### Task
What lines of the data include the string "Kapitalisasi"? Copy them all.

* start Exercise material *

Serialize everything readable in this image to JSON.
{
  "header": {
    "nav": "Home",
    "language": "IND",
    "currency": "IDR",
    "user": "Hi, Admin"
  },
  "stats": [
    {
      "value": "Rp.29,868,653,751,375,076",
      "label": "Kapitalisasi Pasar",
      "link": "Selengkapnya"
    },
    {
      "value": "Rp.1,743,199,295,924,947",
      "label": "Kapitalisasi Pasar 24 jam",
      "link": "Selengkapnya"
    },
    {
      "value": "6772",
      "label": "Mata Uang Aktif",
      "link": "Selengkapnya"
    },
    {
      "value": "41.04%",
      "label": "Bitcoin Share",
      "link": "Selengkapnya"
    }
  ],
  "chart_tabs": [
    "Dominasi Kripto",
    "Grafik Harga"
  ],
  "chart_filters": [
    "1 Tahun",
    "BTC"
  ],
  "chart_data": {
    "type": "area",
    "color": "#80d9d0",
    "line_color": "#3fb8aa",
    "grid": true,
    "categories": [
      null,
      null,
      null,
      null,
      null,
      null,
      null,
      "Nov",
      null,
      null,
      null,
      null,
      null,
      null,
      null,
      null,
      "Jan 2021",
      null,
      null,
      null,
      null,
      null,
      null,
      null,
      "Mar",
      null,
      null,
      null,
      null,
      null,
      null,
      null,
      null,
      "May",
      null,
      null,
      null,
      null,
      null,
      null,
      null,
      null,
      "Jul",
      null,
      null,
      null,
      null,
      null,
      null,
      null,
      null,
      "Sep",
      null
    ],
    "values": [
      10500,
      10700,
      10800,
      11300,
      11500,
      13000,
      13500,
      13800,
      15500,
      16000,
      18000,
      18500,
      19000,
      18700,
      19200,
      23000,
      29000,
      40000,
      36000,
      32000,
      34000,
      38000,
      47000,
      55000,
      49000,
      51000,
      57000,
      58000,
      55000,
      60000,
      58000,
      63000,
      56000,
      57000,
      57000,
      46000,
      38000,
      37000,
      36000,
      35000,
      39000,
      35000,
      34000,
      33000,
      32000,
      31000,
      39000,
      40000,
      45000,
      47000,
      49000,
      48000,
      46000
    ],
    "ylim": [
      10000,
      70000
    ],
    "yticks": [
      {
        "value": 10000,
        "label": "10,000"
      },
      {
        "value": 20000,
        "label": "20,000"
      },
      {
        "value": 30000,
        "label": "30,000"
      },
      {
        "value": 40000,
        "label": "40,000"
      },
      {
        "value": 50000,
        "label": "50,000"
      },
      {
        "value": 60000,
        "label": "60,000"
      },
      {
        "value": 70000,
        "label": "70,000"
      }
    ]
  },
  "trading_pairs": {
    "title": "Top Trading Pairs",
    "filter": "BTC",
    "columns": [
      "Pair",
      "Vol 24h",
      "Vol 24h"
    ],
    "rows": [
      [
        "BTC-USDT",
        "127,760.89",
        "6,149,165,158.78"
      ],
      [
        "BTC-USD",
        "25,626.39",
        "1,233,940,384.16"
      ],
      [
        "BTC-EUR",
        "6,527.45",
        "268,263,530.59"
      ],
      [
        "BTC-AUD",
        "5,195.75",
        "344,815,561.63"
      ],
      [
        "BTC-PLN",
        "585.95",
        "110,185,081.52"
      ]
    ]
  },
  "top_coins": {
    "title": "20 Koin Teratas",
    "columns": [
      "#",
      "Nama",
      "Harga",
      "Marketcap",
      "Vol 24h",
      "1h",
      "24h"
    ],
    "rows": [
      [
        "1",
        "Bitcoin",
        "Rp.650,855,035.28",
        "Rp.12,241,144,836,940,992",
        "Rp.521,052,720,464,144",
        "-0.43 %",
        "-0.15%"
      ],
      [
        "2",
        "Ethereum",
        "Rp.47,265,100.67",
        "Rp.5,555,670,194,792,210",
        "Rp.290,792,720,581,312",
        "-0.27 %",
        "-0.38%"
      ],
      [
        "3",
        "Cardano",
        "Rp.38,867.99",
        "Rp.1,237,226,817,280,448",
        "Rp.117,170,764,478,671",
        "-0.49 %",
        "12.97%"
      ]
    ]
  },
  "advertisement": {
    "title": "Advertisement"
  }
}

* end Exercise material *

### Result
      "label": "Kapitalisasi Pasar",
      "label": "Kapitalisasi Pasar 24 jam",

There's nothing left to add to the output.